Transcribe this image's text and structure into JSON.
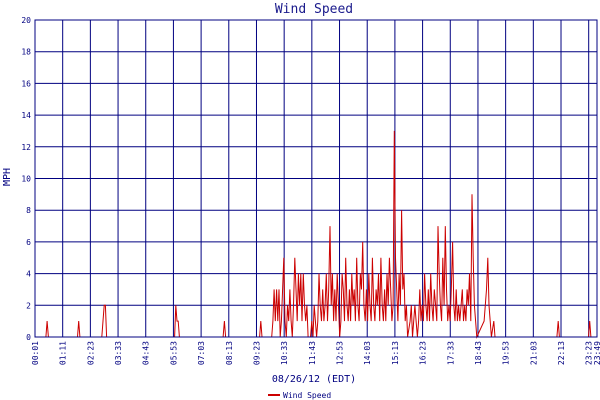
{
  "chart_data": {
    "type": "line",
    "title": "Wind Speed",
    "xlabel": "08/26/12 (EDT)",
    "ylabel": "MPH",
    "ylim": [
      0,
      20
    ],
    "y_ticks": [
      0,
      2,
      4,
      6,
      8,
      10,
      12,
      14,
      16,
      18,
      20
    ],
    "x_ticks": [
      "00:01",
      "01:11",
      "02:23",
      "03:33",
      "04:43",
      "05:53",
      "07:03",
      "08:13",
      "09:23",
      "10:33",
      "11:43",
      "12:53",
      "14:03",
      "15:13",
      "16:23",
      "17:33",
      "18:43",
      "19:53",
      "21:03",
      "22:13",
      "23:23",
      "23:49"
    ],
    "grid": true,
    "legend_position": "bottom",
    "series": [
      {
        "name": "Wind Speed",
        "color": "#cc0000",
        "points": [
          [
            0,
            0
          ],
          [
            9,
            0
          ],
          [
            10,
            1
          ],
          [
            11,
            0
          ],
          [
            35,
            0
          ],
          [
            36,
            1
          ],
          [
            37,
            0
          ],
          [
            55,
            0
          ],
          [
            56,
            1
          ],
          [
            57,
            2
          ],
          [
            58,
            2
          ],
          [
            59,
            0
          ],
          [
            115,
            0
          ],
          [
            116,
            2
          ],
          [
            117,
            1
          ],
          [
            118,
            1
          ],
          [
            119,
            0
          ],
          [
            155,
            0
          ],
          [
            156,
            1
          ],
          [
            157,
            0
          ],
          [
            185,
            0
          ],
          [
            186,
            1
          ],
          [
            187,
            0
          ],
          [
            195,
            0
          ],
          [
            196,
            1
          ],
          [
            197,
            3
          ],
          [
            198,
            1
          ],
          [
            199,
            3
          ],
          [
            200,
            1
          ],
          [
            201,
            3
          ],
          [
            202,
            0
          ],
          [
            203,
            1
          ],
          [
            204,
            3
          ],
          [
            205,
            5
          ],
          [
            206,
            1
          ],
          [
            207,
            0
          ],
          [
            208,
            2
          ],
          [
            209,
            1
          ],
          [
            210,
            3
          ],
          [
            211,
            1
          ],
          [
            212,
            0
          ],
          [
            213,
            2
          ],
          [
            214,
            5
          ],
          [
            215,
            3
          ],
          [
            216,
            1
          ],
          [
            217,
            4
          ],
          [
            218,
            2
          ],
          [
            219,
            4
          ],
          [
            220,
            1
          ],
          [
            221,
            4
          ],
          [
            222,
            2
          ],
          [
            223,
            1
          ],
          [
            224,
            2
          ],
          [
            225,
            0
          ],
          [
            227,
            0
          ],
          [
            228,
            1
          ],
          [
            229,
            0
          ],
          [
            230,
            2
          ],
          [
            231,
            1
          ],
          [
            232,
            0
          ],
          [
            233,
            1
          ],
          [
            234,
            4
          ],
          [
            235,
            2
          ],
          [
            236,
            1
          ],
          [
            237,
            3
          ],
          [
            238,
            1
          ],
          [
            239,
            2
          ],
          [
            240,
            4
          ],
          [
            241,
            1
          ],
          [
            242,
            3
          ],
          [
            243,
            7
          ],
          [
            244,
            2
          ],
          [
            245,
            4
          ],
          [
            246,
            1
          ],
          [
            247,
            3
          ],
          [
            248,
            1
          ],
          [
            249,
            4
          ],
          [
            250,
            2
          ],
          [
            251,
            0
          ],
          [
            252,
            1
          ],
          [
            253,
            4
          ],
          [
            254,
            3
          ],
          [
            255,
            1
          ],
          [
            256,
            5
          ],
          [
            257,
            2
          ],
          [
            258,
            1
          ],
          [
            259,
            3
          ],
          [
            260,
            1
          ],
          [
            261,
            4
          ],
          [
            262,
            2
          ],
          [
            263,
            3
          ],
          [
            264,
            1
          ],
          [
            265,
            5
          ],
          [
            266,
            2
          ],
          [
            267,
            1
          ],
          [
            268,
            4
          ],
          [
            269,
            3
          ],
          [
            270,
            6
          ],
          [
            271,
            2
          ],
          [
            272,
            1
          ],
          [
            273,
            3
          ],
          [
            274,
            1
          ],
          [
            275,
            4
          ],
          [
            276,
            2
          ],
          [
            277,
            1
          ],
          [
            278,
            5
          ],
          [
            279,
            2
          ],
          [
            280,
            1
          ],
          [
            281,
            3
          ],
          [
            282,
            2
          ],
          [
            283,
            4
          ],
          [
            284,
            1
          ],
          [
            285,
            5
          ],
          [
            286,
            2
          ],
          [
            287,
            1
          ],
          [
            288,
            3
          ],
          [
            289,
            1
          ],
          [
            290,
            4
          ],
          [
            291,
            2
          ],
          [
            292,
            5
          ],
          [
            293,
            3
          ],
          [
            294,
            1
          ],
          [
            295,
            2
          ],
          [
            296,
            13
          ],
          [
            297,
            5
          ],
          [
            298,
            3
          ],
          [
            299,
            1
          ],
          [
            300,
            4
          ],
          [
            301,
            2
          ],
          [
            302,
            8
          ],
          [
            303,
            3
          ],
          [
            304,
            4
          ],
          [
            305,
            1
          ],
          [
            306,
            2
          ],
          [
            307,
            0
          ],
          [
            309,
            1
          ],
          [
            310,
            2
          ],
          [
            311,
            0
          ],
          [
            312,
            1
          ],
          [
            313,
            2
          ],
          [
            314,
            1
          ],
          [
            315,
            0
          ],
          [
            316,
            1
          ],
          [
            317,
            3
          ],
          [
            318,
            1
          ],
          [
            319,
            2
          ],
          [
            320,
            1
          ],
          [
            321,
            4
          ],
          [
            322,
            2
          ],
          [
            323,
            1
          ],
          [
            324,
            3
          ],
          [
            325,
            1
          ],
          [
            326,
            4
          ],
          [
            327,
            2
          ],
          [
            328,
            1
          ],
          [
            329,
            3
          ],
          [
            330,
            2
          ],
          [
            331,
            1
          ],
          [
            332,
            7
          ],
          [
            333,
            4
          ],
          [
            334,
            2
          ],
          [
            335,
            1
          ],
          [
            336,
            5
          ],
          [
            337,
            2
          ],
          [
            338,
            7
          ],
          [
            339,
            3
          ],
          [
            340,
            1
          ],
          [
            341,
            2
          ],
          [
            342,
            1
          ],
          [
            343,
            3
          ],
          [
            344,
            6
          ],
          [
            345,
            2
          ],
          [
            346,
            1
          ],
          [
            347,
            3
          ],
          [
            348,
            1
          ],
          [
            349,
            2
          ],
          [
            350,
            1
          ],
          [
            351,
            2
          ],
          [
            352,
            3
          ],
          [
            353,
            1
          ],
          [
            354,
            2
          ],
          [
            355,
            1
          ],
          [
            356,
            3
          ],
          [
            357,
            2
          ],
          [
            358,
            4
          ],
          [
            359,
            1
          ],
          [
            360,
            9
          ],
          [
            361,
            5
          ],
          [
            362,
            2
          ],
          [
            363,
            1
          ],
          [
            364,
            0
          ],
          [
            370,
            1
          ],
          [
            371,
            2
          ],
          [
            372,
            3
          ],
          [
            373,
            5
          ],
          [
            374,
            2
          ],
          [
            375,
            1
          ],
          [
            376,
            0
          ],
          [
            378,
            1
          ],
          [
            379,
            0
          ],
          [
            430,
            0
          ],
          [
            431,
            1
          ],
          [
            432,
            0
          ],
          [
            456,
            0
          ],
          [
            457,
            1
          ],
          [
            458,
            0
          ],
          [
            463,
            0
          ]
        ]
      }
    ]
  },
  "legend": {
    "label": "Wind Speed",
    "color": "#cc0000"
  }
}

PROBLEM REQUIREMENTS:
Write out the entries above verbatim; the pictures do not belong in your copy.

TASK RESULT:
Transcribe this image's text and structure into JSON.
{
  "chart_data": {
    "type": "line",
    "title": "Wind Speed",
    "xlabel": "08/26/12 (EDT)",
    "ylabel": "MPH",
    "ylim": [
      0,
      20
    ],
    "y_ticks": [
      0,
      2,
      4,
      6,
      8,
      10,
      12,
      14,
      16,
      18,
      20
    ],
    "x_ticks": [
      "00:01",
      "01:11",
      "02:23",
      "03:33",
      "04:43",
      "05:53",
      "07:03",
      "08:13",
      "09:23",
      "10:33",
      "11:43",
      "12:53",
      "14:03",
      "15:13",
      "16:23",
      "17:33",
      "18:43",
      "19:53",
      "21:03",
      "22:13",
      "23:23",
      "23:49"
    ],
    "grid": true,
    "legend_position": "bottom",
    "series": [
      {
        "name": "Wind Speed",
        "color": "#cc0000",
        "points": [
          [
            0,
            0
          ],
          [
            9,
            0
          ],
          [
            10,
            1
          ],
          [
            11,
            0
          ],
          [
            35,
            0
          ],
          [
            36,
            1
          ],
          [
            37,
            0
          ],
          [
            55,
            0
          ],
          [
            56,
            1
          ],
          [
            57,
            2
          ],
          [
            58,
            2
          ],
          [
            59,
            0
          ],
          [
            115,
            0
          ],
          [
            116,
            2
          ],
          [
            117,
            1
          ],
          [
            118,
            1
          ],
          [
            119,
            0
          ],
          [
            155,
            0
          ],
          [
            156,
            1
          ],
          [
            157,
            0
          ],
          [
            185,
            0
          ],
          [
            186,
            1
          ],
          [
            187,
            0
          ],
          [
            195,
            0
          ],
          [
            196,
            1
          ],
          [
            197,
            3
          ],
          [
            198,
            1
          ],
          [
            199,
            3
          ],
          [
            200,
            1
          ],
          [
            201,
            3
          ],
          [
            202,
            0
          ],
          [
            203,
            1
          ],
          [
            204,
            3
          ],
          [
            205,
            5
          ],
          [
            206,
            1
          ],
          [
            207,
            0
          ],
          [
            208,
            2
          ],
          [
            209,
            1
          ],
          [
            210,
            3
          ],
          [
            211,
            1
          ],
          [
            212,
            0
          ],
          [
            213,
            2
          ],
          [
            214,
            5
          ],
          [
            215,
            3
          ],
          [
            216,
            1
          ],
          [
            217,
            4
          ],
          [
            218,
            2
          ],
          [
            219,
            4
          ],
          [
            220,
            1
          ],
          [
            221,
            4
          ],
          [
            222,
            2
          ],
          [
            223,
            1
          ],
          [
            224,
            2
          ],
          [
            225,
            0
          ],
          [
            227,
            0
          ],
          [
            228,
            1
          ],
          [
            229,
            0
          ],
          [
            230,
            2
          ],
          [
            231,
            1
          ],
          [
            232,
            0
          ],
          [
            233,
            1
          ],
          [
            234,
            4
          ],
          [
            235,
            2
          ],
          [
            236,
            1
          ],
          [
            237,
            3
          ],
          [
            238,
            1
          ],
          [
            239,
            2
          ],
          [
            240,
            4
          ],
          [
            241,
            1
          ],
          [
            242,
            3
          ],
          [
            243,
            7
          ],
          [
            244,
            2
          ],
          [
            245,
            4
          ],
          [
            246,
            1
          ],
          [
            247,
            3
          ],
          [
            248,
            1
          ],
          [
            249,
            4
          ],
          [
            250,
            2
          ],
          [
            251,
            0
          ],
          [
            252,
            1
          ],
          [
            253,
            4
          ],
          [
            254,
            3
          ],
          [
            255,
            1
          ],
          [
            256,
            5
          ],
          [
            257,
            2
          ],
          [
            258,
            1
          ],
          [
            259,
            3
          ],
          [
            260,
            1
          ],
          [
            261,
            4
          ],
          [
            262,
            2
          ],
          [
            263,
            3
          ],
          [
            264,
            1
          ],
          [
            265,
            5
          ],
          [
            266,
            2
          ],
          [
            267,
            1
          ],
          [
            268,
            4
          ],
          [
            269,
            3
          ],
          [
            270,
            6
          ],
          [
            271,
            2
          ],
          [
            272,
            1
          ],
          [
            273,
            3
          ],
          [
            274,
            1
          ],
          [
            275,
            4
          ],
          [
            276,
            2
          ],
          [
            277,
            1
          ],
          [
            278,
            5
          ],
          [
            279,
            2
          ],
          [
            280,
            1
          ],
          [
            281,
            3
          ],
          [
            282,
            2
          ],
          [
            283,
            4
          ],
          [
            284,
            1
          ],
          [
            285,
            5
          ],
          [
            286,
            2
          ],
          [
            287,
            1
          ],
          [
            288,
            3
          ],
          [
            289,
            1
          ],
          [
            290,
            4
          ],
          [
            291,
            2
          ],
          [
            292,
            5
          ],
          [
            293,
            3
          ],
          [
            294,
            1
          ],
          [
            295,
            2
          ],
          [
            296,
            13
          ],
          [
            297,
            5
          ],
          [
            298,
            3
          ],
          [
            299,
            1
          ],
          [
            300,
            4
          ],
          [
            301,
            2
          ],
          [
            302,
            8
          ],
          [
            303,
            3
          ],
          [
            304,
            4
          ],
          [
            305,
            1
          ],
          [
            306,
            2
          ],
          [
            307,
            0
          ],
          [
            309,
            1
          ],
          [
            310,
            2
          ],
          [
            311,
            0
          ],
          [
            312,
            1
          ],
          [
            313,
            2
          ],
          [
            314,
            1
          ],
          [
            315,
            0
          ],
          [
            316,
            1
          ],
          [
            317,
            3
          ],
          [
            318,
            1
          ],
          [
            319,
            2
          ],
          [
            320,
            1
          ],
          [
            321,
            4
          ],
          [
            322,
            2
          ],
          [
            323,
            1
          ],
          [
            324,
            3
          ],
          [
            325,
            1
          ],
          [
            326,
            4
          ],
          [
            327,
            2
          ],
          [
            328,
            1
          ],
          [
            329,
            3
          ],
          [
            330,
            2
          ],
          [
            331,
            1
          ],
          [
            332,
            7
          ],
          [
            333,
            4
          ],
          [
            334,
            2
          ],
          [
            335,
            1
          ],
          [
            336,
            5
          ],
          [
            337,
            2
          ],
          [
            338,
            7
          ],
          [
            339,
            3
          ],
          [
            340,
            1
          ],
          [
            341,
            2
          ],
          [
            342,
            1
          ],
          [
            343,
            3
          ],
          [
            344,
            6
          ],
          [
            345,
            2
          ],
          [
            346,
            1
          ],
          [
            347,
            3
          ],
          [
            348,
            1
          ],
          [
            349,
            2
          ],
          [
            350,
            1
          ],
          [
            351,
            2
          ],
          [
            352,
            3
          ],
          [
            353,
            1
          ],
          [
            354,
            2
          ],
          [
            355,
            1
          ],
          [
            356,
            3
          ],
          [
            357,
            2
          ],
          [
            358,
            4
          ],
          [
            359,
            1
          ],
          [
            360,
            9
          ],
          [
            361,
            5
          ],
          [
            362,
            2
          ],
          [
            363,
            1
          ],
          [
            364,
            0
          ],
          [
            370,
            1
          ],
          [
            371,
            2
          ],
          [
            372,
            3
          ],
          [
            373,
            5
          ],
          [
            374,
            2
          ],
          [
            375,
            1
          ],
          [
            376,
            0
          ],
          [
            378,
            1
          ],
          [
            379,
            0
          ],
          [
            430,
            0
          ],
          [
            431,
            1
          ],
          [
            432,
            0
          ],
          [
            456,
            0
          ],
          [
            457,
            1
          ],
          [
            458,
            0
          ],
          [
            463,
            0
          ]
        ]
      }
    ]
  },
  "legend": {
    "label": "Wind Speed",
    "color": "#cc0000"
  }
}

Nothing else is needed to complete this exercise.